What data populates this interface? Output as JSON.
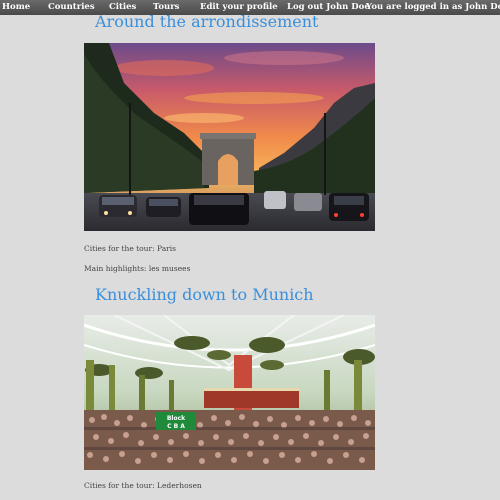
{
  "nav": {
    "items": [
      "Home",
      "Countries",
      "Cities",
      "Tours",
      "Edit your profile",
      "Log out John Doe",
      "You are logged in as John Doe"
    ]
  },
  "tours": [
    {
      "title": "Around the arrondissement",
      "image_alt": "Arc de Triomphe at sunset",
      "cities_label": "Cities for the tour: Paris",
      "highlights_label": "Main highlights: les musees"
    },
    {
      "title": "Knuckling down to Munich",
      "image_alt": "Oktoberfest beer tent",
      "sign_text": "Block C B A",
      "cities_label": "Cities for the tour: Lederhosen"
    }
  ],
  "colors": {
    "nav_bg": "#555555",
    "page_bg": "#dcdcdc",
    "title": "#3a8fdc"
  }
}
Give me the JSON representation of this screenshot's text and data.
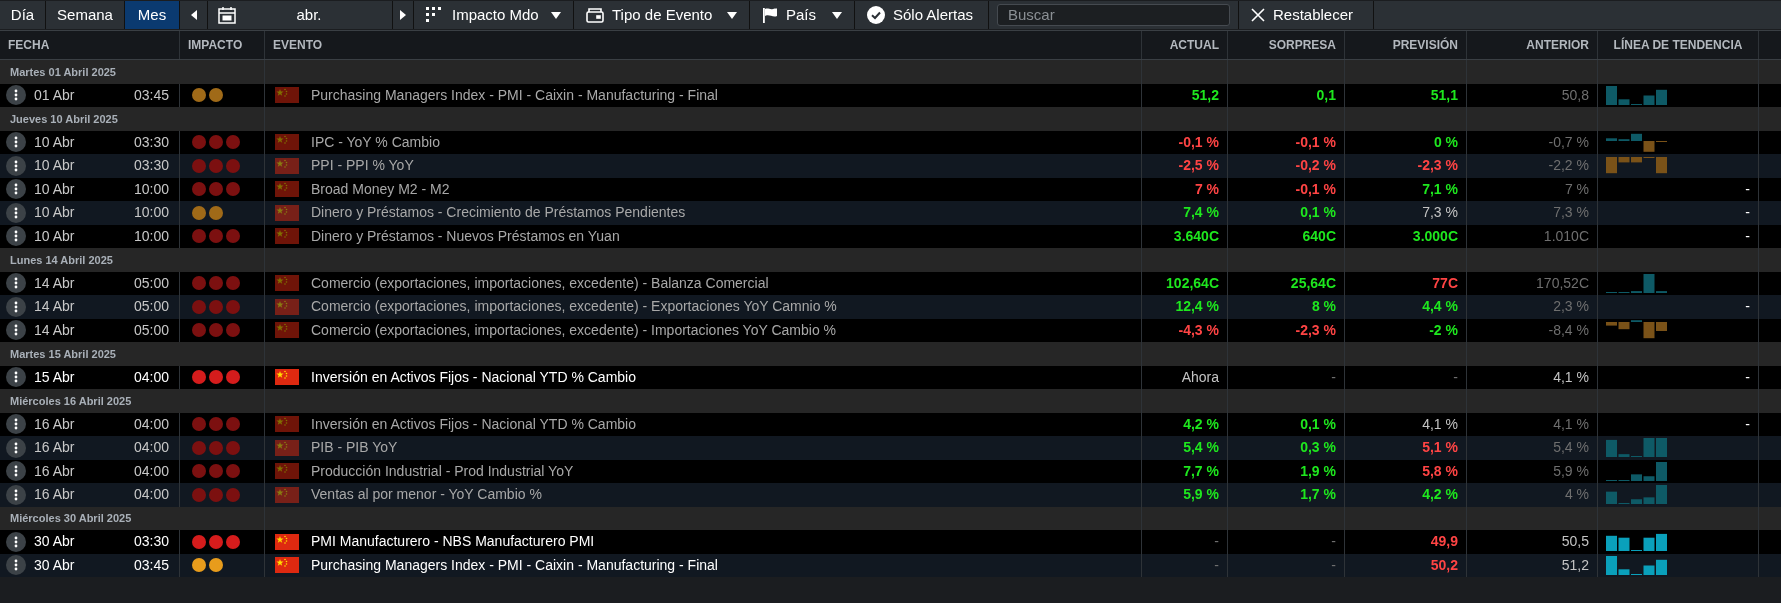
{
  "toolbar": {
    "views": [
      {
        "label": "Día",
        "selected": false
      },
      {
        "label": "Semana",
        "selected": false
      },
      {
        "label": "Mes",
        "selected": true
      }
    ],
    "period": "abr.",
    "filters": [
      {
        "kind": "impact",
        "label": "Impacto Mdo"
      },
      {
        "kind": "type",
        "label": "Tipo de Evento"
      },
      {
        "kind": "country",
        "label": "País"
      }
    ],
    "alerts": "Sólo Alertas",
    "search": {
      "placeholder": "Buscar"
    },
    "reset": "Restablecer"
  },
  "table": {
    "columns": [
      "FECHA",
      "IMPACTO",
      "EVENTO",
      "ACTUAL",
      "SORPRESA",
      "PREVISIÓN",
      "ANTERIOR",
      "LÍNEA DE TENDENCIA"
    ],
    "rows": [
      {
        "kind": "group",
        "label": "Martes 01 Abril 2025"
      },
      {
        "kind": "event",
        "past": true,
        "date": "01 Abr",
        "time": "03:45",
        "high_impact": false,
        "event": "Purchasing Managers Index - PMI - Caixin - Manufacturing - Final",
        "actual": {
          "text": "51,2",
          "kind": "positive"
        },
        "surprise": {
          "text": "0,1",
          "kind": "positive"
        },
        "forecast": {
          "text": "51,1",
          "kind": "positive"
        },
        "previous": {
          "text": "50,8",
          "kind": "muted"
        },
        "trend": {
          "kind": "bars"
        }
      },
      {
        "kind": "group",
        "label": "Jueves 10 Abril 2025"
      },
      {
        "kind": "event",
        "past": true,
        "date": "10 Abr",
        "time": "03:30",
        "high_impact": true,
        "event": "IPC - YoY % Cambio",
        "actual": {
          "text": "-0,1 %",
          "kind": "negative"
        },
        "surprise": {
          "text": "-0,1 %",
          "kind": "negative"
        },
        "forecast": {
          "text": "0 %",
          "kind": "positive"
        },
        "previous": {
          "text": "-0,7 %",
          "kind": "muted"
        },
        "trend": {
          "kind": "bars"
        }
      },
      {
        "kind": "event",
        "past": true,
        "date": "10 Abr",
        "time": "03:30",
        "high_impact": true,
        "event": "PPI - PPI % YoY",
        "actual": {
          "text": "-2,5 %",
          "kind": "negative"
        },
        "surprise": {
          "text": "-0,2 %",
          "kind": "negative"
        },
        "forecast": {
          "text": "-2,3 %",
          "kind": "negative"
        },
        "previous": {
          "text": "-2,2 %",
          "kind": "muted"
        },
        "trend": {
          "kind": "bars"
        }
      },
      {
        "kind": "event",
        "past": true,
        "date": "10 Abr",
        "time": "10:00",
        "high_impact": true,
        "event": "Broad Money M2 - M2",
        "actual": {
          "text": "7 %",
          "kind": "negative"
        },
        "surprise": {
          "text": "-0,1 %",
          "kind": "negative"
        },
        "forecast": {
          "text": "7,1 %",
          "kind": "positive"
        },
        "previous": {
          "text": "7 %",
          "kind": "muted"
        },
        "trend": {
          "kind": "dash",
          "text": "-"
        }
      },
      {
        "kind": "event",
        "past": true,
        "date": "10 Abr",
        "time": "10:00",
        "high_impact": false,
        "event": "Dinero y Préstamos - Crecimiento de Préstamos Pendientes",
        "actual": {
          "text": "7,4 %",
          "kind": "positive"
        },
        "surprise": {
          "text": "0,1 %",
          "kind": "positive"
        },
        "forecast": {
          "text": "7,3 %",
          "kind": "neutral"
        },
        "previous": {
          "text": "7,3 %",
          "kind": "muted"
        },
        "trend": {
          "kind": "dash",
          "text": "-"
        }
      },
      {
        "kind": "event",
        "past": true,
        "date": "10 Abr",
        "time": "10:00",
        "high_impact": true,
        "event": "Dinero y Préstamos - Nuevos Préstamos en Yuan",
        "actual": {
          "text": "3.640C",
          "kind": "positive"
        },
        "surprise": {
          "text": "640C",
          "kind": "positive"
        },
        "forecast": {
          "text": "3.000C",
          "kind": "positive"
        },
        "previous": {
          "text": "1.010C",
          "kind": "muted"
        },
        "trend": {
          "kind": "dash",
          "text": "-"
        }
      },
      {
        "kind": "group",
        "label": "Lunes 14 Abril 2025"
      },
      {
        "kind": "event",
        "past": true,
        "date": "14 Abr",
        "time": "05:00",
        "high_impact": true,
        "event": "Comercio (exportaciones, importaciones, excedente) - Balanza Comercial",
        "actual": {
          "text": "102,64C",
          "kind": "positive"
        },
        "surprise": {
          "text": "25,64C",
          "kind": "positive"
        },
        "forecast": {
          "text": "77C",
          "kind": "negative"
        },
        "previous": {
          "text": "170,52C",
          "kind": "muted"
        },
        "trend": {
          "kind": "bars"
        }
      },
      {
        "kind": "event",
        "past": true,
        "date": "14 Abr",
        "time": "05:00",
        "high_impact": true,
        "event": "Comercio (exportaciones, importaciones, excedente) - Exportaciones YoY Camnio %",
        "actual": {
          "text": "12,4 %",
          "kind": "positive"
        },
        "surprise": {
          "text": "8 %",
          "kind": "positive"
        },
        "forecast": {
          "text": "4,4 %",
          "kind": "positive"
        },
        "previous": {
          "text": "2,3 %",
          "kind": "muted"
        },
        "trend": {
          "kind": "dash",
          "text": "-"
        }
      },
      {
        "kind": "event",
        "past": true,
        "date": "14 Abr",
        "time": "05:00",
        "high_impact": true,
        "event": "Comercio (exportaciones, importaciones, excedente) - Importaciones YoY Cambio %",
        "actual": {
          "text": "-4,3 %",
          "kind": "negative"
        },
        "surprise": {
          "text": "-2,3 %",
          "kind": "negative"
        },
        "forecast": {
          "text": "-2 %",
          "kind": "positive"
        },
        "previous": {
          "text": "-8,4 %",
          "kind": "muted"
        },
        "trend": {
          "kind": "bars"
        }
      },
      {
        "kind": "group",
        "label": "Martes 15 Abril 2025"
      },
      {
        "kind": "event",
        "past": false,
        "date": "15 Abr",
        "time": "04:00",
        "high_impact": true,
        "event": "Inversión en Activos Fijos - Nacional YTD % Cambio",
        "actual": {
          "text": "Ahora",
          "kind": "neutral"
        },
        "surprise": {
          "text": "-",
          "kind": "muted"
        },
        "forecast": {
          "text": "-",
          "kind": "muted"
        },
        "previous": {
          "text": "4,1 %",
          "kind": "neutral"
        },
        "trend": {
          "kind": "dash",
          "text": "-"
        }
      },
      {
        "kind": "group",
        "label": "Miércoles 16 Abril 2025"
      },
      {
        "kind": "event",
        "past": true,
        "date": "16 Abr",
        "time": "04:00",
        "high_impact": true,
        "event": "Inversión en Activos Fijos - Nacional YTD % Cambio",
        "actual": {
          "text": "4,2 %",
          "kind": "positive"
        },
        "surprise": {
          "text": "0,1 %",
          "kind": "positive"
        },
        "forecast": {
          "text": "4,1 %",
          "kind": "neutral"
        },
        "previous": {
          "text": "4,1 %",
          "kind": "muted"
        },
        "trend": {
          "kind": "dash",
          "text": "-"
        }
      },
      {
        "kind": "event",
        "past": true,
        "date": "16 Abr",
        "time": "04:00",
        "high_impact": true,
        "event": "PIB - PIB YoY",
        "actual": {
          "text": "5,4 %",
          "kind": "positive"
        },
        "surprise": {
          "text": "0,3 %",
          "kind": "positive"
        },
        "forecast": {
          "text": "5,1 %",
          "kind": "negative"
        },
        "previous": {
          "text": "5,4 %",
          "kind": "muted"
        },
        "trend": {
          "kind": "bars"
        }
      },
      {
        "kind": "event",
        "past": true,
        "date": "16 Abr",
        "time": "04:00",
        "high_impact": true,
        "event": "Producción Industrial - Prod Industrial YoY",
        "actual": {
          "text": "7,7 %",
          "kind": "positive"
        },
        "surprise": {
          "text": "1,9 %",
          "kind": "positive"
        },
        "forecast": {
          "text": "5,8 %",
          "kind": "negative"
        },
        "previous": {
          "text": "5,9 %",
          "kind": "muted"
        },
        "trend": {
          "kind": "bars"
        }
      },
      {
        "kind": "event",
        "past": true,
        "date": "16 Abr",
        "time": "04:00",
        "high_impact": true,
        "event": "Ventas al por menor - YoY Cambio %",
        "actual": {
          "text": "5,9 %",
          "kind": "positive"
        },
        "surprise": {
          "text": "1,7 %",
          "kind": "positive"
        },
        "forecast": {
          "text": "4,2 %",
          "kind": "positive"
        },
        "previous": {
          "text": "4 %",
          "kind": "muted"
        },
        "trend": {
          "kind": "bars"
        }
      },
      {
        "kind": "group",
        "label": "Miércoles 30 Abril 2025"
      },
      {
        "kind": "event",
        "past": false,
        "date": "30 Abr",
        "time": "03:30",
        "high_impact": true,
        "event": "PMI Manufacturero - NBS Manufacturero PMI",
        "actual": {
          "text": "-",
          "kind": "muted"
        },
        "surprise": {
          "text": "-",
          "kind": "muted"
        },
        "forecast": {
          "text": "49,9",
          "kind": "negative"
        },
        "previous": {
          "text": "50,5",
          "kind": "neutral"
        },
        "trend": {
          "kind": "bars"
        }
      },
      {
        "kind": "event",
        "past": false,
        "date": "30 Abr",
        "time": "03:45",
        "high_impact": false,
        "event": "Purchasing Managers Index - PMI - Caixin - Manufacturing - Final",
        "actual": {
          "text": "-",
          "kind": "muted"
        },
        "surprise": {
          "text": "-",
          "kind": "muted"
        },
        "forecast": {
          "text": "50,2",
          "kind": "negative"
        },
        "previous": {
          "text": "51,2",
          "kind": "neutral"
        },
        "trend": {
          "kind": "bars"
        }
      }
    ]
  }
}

■ ■ ■ ■ ■ ■ ■

**Given exercise**
Only the number is required: the count of lines containing the word "Cities".

**Solution to this task**
3